● Texte fourni
▼

Surnommé par certains le «cardinal courage», le cardinal Nzapalainga est l’une des figures montantes de l’Église catholique en Afrique. Créé cardinal en 2016, à seulement 49 ans, l’archevêque de Bangui (Centrafrique) participe au Synode sur la synodalité qui se conclut à Rome en ce mois d’octobre.
Sur fond de tensions sociales, ethniques et religieuses, vous racontiez il y a deux ans dans un livre* le chaos qu’a connu votre pays. Quelle est la situation aujourd’hui?
Cardinal Nzapalainga: Nous pouvons observer des améliorations en termes de sécurité. Un climat de paix est revenu et cela nous permet de mener notre activité pastorale, de créer et de visiter des paroisses qui se situaient auparavant sur des terres tenues par les rebelles. Je peux dire que 95% du pays est désormais sous le contrôle du gouvernement. Les rebelles d’hier sont devenus des sortes de bandits de grand chemin. Ils n’arrêtent plus les voitures car ils ont peur. Mais ils rackettent encore des motos ou des piétons.
«La cause du changement vient effectivement de la présence russe en Centrafrique»
À Bangui, la capitale, la sécurité est revenue. Un indice: les avions peuvent désormais passer la nuit à l’aéroport. C’était impossible auparavant. Ce n’est pas encore idyllique, mais on revient de loin, d’une forme de chaos, de néant. Cela prendra du temps pour reconstruire les ponts, les écoles. Mon rôle est d’être vigilant et de veiller à ce que les fonds attribués à la reconstruction soient bien utilisés. J’ai la chance de pouvoir parler au président et d’être écouté. Je garde une grande liberté de parole.
L’arrivée de militaires russes dans votre pays a-t-elle contribué à l’amélioration de la situation sécuritaire?
Il faut dire la vérité: la cause du changement vient effectivement de la présence russe en Centrafrique. Les rebelles ont peur des Russes! Dès qu’ils en entendent parler, ils fuient.
Cette présence est donc bénéfique?
Nous avons connu dans un récent passé des crimes de masse. J’ai pleuré en voyant disparaître des hommes et des femmes d’avenir à cause de la violence barbare. La donne a changé avec la présence russe, c’est la vérité. Mais je ne suis pas dupe. Ce ne sont pas des enfants de chœur. Ils ont leur façon de fonctionner et je condamnerai toujours la violence.
On sait bien par ailleurs qu’ils sont venus chasser des rebelles qui occupaient des territoires riches en diamant et en or. On peut considérer que le gouvernement achète la sécurité en laissant aux Russes l’exploitation de ressources.
Avez-vous des contacts avec les Russes?
Non. Quand je me déplace, je le fais sans escorte. Plusieurs fois, le gouvernement, des groupes rebelles ou bien les Nations Unies m’ont proposé de m’escorter. Mais je refuse. Il y a deux ans, je suis resté bloqué 24 heures dans une ville du nord tenue par des rebelles. Cela s’est bien terminé.

▲

● Consigne donnée A
D'après l'entretien, à quel âge le cardinal Nzapalainga a-t-il été créé cardinal ?
● Consigne donnée B
Recopiez le passage de l'entretien qui va de "Surnommé par certains" jusqu'à "ce mois d’octobre." inclus.
● Consigne donnée C
Dans l'entretien, qui a proposé au cardinal de l'escorter ? Citez-les tous.

● Lignes extraites
▼

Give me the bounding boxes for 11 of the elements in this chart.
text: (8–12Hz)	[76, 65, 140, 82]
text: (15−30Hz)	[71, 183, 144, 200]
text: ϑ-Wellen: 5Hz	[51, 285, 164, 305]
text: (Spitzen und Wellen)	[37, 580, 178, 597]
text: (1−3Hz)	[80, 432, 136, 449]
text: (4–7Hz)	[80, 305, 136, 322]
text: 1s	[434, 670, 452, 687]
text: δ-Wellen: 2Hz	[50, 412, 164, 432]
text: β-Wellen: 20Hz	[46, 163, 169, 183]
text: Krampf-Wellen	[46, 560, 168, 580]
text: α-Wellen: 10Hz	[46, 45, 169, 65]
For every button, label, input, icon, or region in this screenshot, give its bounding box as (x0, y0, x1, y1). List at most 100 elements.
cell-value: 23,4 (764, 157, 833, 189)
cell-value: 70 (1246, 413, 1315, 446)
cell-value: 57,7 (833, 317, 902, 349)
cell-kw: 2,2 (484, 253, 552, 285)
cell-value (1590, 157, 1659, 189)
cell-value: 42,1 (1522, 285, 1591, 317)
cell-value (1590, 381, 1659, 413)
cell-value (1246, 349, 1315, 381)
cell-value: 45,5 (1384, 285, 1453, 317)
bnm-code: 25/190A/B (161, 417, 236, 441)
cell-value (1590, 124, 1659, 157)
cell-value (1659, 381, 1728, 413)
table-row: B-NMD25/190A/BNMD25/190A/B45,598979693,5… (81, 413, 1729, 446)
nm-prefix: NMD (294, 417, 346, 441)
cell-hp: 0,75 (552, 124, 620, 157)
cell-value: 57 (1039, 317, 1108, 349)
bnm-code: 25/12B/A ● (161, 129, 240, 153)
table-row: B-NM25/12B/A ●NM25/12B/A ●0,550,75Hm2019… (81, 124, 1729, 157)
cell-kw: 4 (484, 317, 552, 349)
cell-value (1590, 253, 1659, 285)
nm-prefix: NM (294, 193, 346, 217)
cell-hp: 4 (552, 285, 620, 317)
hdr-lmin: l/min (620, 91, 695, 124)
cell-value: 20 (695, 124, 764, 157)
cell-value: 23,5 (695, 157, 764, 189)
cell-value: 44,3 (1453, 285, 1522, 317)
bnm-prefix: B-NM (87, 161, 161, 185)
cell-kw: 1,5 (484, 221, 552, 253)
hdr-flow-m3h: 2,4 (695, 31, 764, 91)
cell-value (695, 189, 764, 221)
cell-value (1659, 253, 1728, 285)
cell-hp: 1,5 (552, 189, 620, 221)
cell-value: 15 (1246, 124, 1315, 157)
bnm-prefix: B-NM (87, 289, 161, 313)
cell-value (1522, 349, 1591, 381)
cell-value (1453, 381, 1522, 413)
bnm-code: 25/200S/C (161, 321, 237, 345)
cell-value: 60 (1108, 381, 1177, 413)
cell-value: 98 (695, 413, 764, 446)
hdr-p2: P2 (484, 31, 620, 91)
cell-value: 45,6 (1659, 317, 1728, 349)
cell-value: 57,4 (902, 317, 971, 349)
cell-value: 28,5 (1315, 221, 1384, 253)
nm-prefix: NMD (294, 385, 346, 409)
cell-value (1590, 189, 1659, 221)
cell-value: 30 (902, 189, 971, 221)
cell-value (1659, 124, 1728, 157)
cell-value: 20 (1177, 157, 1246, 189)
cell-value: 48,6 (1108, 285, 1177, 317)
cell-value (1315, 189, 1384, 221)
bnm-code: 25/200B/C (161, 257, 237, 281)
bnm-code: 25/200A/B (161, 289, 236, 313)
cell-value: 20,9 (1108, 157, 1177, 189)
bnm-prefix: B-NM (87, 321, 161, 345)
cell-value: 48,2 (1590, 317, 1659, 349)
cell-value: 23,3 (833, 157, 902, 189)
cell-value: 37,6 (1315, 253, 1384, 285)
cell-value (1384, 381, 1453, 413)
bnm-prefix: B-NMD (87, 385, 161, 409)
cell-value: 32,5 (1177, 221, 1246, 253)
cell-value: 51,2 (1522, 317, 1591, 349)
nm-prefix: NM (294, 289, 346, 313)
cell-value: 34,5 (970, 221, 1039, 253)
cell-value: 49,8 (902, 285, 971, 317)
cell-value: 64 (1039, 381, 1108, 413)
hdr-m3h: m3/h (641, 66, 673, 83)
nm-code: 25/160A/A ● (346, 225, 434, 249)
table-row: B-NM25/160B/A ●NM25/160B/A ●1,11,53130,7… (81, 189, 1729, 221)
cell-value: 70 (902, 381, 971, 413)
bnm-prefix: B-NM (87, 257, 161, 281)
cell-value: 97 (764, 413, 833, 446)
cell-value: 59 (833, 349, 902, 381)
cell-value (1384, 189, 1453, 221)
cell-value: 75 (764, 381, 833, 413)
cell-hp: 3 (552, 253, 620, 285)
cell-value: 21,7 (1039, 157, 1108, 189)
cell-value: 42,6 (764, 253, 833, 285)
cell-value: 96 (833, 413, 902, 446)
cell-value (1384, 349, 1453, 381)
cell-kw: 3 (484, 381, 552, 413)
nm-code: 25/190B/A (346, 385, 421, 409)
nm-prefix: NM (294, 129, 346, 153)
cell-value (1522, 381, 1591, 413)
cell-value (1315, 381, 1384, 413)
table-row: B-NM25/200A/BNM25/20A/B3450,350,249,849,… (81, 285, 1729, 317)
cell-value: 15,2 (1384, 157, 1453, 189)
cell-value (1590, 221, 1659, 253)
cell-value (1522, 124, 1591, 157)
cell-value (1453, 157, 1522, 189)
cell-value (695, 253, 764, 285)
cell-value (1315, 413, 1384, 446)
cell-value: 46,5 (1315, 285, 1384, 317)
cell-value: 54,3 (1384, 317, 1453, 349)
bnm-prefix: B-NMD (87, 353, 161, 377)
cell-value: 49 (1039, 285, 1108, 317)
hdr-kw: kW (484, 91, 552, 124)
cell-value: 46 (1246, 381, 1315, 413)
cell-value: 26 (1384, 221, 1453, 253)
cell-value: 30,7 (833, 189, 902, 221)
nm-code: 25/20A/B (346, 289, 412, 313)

▲

● Réponse complète A
À 49 ans, en 2016.

● Réponse complète B
Surnommé par certains le «cardinal courage», le cardinal Nzapalainga est l’une des figures montantes de l’Église catholique en Afrique. Créé cardinal en 2016, à seulement 49 ans, l’archevêque de Bangui (Centrafrique) participe au Synode sur la synodalité qui se conclut à Rome en ce mois d’octobre.

● Réponse complète C
- le gouvernement
- des groupes rebelles
- les Nations Unies